---------- Excerpted data ----------

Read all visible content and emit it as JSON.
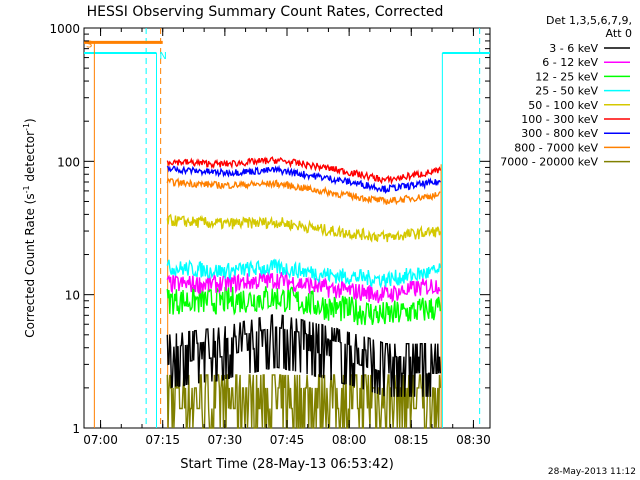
{
  "chart_data": {
    "type": "line",
    "title": "HESSI Observing Summary Count Rates, Corrected",
    "xlabel": "Start Time (28-May-13 06:53:42)",
    "ylabel_main": "Corrected Count Rate (s",
    "ylabel_sup1": "-1",
    "ylabel_mid": " detector",
    "ylabel_sup2": "-1",
    "ylabel_end": ")",
    "footer_date": "28-May-2013 11:12",
    "yscale": "log",
    "ylim": [
      1,
      1000
    ],
    "xlim_minutes": [
      -4,
      94
    ],
    "x_ticks": [
      {
        "label": "07:00",
        "minutes": 0
      },
      {
        "label": "07:15",
        "minutes": 15
      },
      {
        "label": "07:30",
        "minutes": 30
      },
      {
        "label": "07:45",
        "minutes": 45
      },
      {
        "label": "08:00",
        "minutes": 60
      },
      {
        "label": "08:15",
        "minutes": 75
      },
      {
        "label": "08:30",
        "minutes": 90
      }
    ],
    "y_ticks": [
      {
        "label": "1",
        "value": 1
      },
      {
        "label": "10",
        "value": 10
      },
      {
        "label": "100",
        "value": 100
      },
      {
        "label": "1000",
        "value": 1000
      }
    ],
    "legend_header": [
      "Det 1,3,5,6,7,9,",
      "Att 0"
    ],
    "legend_position": "right",
    "series": [
      {
        "name": "3 - 6 keV",
        "color": "#000000",
        "start": [
          3.5,
          4.0,
          5.0,
          4.0,
          3.0,
          3.0
        ],
        "end": [
          3.0,
          3.5,
          3.0,
          2.5,
          3.0,
          3.5
        ],
        "noise": 0.25
      },
      {
        "name": "6 - 12 keV",
        "color": "#ff00ff",
        "start": [
          12,
          12,
          13,
          11,
          10,
          12
        ],
        "end": [
          11,
          12,
          13,
          11,
          10,
          12
        ],
        "noise": 0.08
      },
      {
        "name": "12 - 25 keV",
        "color": "#00ff00",
        "start": [
          9,
          9,
          9.5,
          8,
          7,
          8
        ],
        "end": [
          9,
          9,
          9.5,
          8,
          7,
          8
        ],
        "noise": 0.12
      },
      {
        "name": "25 - 50 keV",
        "color": "#00ffff",
        "start": [
          16,
          15,
          16,
          14,
          13,
          15
        ],
        "end": [
          16,
          15,
          16,
          14,
          13,
          15
        ],
        "noise": 0.07
      },
      {
        "name": "50 - 100 keV",
        "color": "#d4c800",
        "start": [
          36,
          34,
          35,
          30,
          27,
          30
        ],
        "end": [
          36,
          34,
          35,
          30,
          27,
          32
        ],
        "noise": 0.05
      },
      {
        "name": "100 - 300 keV",
        "color": "#ff0000",
        "start": [
          100,
          95,
          102,
          88,
          72,
          85
        ],
        "end": [
          100,
          95,
          102,
          88,
          72,
          85
        ],
        "noise": 0.03
      },
      {
        "name": "300 - 800 keV",
        "color": "#0000ff",
        "start": [
          88,
          82,
          86,
          74,
          62,
          70
        ],
        "end": [
          88,
          82,
          86,
          74,
          62,
          70
        ],
        "noise": 0.03
      },
      {
        "name": "800 - 7000 keV",
        "color": "#ff8000",
        "start": [
          70,
          66,
          68,
          58,
          50,
          56
        ],
        "end": [
          70,
          66,
          68,
          58,
          50,
          56
        ],
        "noise": 0.03
      },
      {
        "name": "7000 - 20000 keV",
        "color": "#808000",
        "start": [
          1.8,
          2.0,
          2.0,
          1.5,
          1.8,
          2.2
        ],
        "end": [
          1.8,
          2.0,
          2.0,
          1.5,
          1.8,
          2.2
        ],
        "noise": 0.3
      }
    ],
    "data_window_minutes": [
      16.1,
      82.0
    ],
    "flags": [
      {
        "label": "S",
        "color": "#ff8000"
      },
      {
        "label": "N",
        "color": "#00ffff"
      }
    ]
  }
}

----------

What is the number of lines that hold the string "Count"? Reply with that number alone.

Response to this task: 2